[START Given entries]

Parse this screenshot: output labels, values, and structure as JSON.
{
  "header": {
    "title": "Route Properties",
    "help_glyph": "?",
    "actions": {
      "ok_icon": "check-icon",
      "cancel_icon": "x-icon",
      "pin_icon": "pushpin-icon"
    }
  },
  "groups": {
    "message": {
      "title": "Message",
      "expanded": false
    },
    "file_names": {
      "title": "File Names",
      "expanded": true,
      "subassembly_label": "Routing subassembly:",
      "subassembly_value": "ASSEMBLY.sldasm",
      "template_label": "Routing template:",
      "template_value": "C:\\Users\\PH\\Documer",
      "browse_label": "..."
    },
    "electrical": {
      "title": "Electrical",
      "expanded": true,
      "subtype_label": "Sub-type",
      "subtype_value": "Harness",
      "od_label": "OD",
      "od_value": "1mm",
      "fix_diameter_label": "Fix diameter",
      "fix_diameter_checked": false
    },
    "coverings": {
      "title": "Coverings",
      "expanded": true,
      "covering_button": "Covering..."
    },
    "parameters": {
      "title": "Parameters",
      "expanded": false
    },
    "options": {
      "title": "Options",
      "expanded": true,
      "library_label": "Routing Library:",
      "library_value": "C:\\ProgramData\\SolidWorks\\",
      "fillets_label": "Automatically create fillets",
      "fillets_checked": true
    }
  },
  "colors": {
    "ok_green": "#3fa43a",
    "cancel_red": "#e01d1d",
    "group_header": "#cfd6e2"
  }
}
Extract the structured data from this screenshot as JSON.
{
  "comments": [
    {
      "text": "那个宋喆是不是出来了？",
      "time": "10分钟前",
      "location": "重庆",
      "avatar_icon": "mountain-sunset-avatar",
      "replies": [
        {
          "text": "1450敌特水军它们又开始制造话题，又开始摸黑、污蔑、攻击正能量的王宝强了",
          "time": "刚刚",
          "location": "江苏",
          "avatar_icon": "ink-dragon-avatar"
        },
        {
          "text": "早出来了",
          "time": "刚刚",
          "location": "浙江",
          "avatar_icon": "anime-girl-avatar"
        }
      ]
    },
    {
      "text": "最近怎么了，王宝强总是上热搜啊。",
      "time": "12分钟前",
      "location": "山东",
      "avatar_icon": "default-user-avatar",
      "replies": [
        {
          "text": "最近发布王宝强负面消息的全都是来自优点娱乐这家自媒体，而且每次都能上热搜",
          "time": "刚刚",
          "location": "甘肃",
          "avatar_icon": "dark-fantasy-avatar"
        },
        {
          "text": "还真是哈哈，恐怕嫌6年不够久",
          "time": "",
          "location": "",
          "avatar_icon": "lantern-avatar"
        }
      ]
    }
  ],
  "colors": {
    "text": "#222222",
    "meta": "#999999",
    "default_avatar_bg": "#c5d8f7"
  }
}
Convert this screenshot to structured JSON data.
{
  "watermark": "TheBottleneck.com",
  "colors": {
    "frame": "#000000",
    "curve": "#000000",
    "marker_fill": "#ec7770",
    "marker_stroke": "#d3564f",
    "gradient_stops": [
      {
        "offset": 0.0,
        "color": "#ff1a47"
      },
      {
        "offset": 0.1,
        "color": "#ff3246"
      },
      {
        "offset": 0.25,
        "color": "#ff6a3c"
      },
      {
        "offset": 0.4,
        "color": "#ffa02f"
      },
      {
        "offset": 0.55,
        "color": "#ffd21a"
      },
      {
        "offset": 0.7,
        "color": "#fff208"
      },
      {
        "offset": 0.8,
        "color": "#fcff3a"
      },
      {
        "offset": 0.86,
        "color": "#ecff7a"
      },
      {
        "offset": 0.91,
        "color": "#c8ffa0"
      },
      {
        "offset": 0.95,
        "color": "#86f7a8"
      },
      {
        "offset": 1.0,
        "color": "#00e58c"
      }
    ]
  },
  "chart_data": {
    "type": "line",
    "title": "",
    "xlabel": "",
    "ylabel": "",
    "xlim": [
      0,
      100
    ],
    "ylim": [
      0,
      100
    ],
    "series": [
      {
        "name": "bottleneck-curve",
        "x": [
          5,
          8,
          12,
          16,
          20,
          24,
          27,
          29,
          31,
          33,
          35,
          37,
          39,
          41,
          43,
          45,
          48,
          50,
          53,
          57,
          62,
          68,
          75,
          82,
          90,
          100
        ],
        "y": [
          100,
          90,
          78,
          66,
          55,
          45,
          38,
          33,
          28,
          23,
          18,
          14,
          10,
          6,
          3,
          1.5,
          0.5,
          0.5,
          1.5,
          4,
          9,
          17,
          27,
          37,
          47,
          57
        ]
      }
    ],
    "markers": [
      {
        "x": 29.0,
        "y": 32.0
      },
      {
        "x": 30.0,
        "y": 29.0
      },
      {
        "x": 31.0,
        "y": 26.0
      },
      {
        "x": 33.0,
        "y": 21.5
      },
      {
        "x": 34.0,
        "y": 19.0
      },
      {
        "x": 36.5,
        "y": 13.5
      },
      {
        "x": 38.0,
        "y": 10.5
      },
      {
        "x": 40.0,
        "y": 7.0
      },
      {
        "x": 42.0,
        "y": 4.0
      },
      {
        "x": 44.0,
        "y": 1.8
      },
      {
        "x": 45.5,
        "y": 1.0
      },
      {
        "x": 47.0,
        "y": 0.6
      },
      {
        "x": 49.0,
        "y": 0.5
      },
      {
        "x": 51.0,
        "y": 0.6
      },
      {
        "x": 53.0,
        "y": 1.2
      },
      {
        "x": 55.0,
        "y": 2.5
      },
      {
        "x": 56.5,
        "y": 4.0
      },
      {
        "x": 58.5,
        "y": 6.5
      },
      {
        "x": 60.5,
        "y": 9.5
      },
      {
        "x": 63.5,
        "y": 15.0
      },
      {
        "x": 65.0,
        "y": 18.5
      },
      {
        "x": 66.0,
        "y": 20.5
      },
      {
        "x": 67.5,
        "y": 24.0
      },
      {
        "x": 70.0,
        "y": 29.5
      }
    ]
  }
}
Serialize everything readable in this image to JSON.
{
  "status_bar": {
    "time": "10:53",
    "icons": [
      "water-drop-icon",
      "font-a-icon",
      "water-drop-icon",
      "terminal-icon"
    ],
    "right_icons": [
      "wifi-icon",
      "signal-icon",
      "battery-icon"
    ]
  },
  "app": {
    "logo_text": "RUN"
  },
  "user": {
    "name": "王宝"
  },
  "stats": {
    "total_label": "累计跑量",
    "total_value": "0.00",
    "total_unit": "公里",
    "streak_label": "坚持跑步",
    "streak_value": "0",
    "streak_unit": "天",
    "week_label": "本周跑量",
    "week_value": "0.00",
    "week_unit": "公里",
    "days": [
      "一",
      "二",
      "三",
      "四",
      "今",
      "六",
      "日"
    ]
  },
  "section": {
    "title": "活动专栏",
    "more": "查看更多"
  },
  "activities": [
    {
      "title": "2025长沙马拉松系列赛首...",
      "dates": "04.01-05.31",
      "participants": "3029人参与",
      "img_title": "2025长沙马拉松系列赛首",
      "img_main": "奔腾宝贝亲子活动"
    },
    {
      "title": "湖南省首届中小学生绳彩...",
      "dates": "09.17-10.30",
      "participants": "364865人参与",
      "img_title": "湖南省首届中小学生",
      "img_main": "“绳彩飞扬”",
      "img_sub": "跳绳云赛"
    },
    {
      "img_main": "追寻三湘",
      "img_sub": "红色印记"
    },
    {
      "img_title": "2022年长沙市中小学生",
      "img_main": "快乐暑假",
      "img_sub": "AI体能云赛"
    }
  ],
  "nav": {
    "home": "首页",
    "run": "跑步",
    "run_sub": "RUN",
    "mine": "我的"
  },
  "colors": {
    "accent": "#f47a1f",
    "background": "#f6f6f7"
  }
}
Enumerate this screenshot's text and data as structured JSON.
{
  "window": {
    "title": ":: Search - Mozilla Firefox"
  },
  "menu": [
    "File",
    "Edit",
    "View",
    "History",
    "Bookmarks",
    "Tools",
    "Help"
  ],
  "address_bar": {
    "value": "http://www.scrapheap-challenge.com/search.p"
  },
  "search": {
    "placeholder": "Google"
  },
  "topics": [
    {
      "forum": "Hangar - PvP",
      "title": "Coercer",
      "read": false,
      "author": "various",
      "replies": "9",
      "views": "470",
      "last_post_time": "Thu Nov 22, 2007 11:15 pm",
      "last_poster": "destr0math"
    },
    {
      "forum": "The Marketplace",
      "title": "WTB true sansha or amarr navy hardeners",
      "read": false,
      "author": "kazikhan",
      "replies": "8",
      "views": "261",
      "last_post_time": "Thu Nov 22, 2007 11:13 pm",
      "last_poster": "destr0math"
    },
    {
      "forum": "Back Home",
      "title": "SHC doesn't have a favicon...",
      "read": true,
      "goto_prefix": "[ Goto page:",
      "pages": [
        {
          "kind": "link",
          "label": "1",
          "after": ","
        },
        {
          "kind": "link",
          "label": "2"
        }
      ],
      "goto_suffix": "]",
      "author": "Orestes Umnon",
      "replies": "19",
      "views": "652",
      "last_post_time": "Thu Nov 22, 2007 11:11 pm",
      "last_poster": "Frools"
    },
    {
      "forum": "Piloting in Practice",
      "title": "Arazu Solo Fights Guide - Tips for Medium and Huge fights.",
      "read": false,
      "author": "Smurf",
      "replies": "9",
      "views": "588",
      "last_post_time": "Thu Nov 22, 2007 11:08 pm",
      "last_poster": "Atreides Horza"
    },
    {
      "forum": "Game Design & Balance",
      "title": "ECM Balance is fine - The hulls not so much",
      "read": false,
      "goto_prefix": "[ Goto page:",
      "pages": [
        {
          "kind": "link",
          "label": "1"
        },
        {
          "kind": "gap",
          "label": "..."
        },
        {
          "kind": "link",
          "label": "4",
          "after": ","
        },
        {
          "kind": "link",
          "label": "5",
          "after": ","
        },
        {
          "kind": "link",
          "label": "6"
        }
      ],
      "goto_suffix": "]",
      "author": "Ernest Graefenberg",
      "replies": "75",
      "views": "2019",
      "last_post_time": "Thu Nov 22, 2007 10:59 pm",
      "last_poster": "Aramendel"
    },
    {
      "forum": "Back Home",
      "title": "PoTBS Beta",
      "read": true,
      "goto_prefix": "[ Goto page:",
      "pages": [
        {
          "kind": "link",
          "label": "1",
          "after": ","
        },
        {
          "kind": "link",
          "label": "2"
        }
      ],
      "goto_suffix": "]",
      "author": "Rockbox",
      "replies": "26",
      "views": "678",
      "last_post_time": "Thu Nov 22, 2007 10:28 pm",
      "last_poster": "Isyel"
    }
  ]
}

[END Given entries]

Aim of the task:
Report how many lines in this data include the string "curve", and nothing else.

Problem solution:
2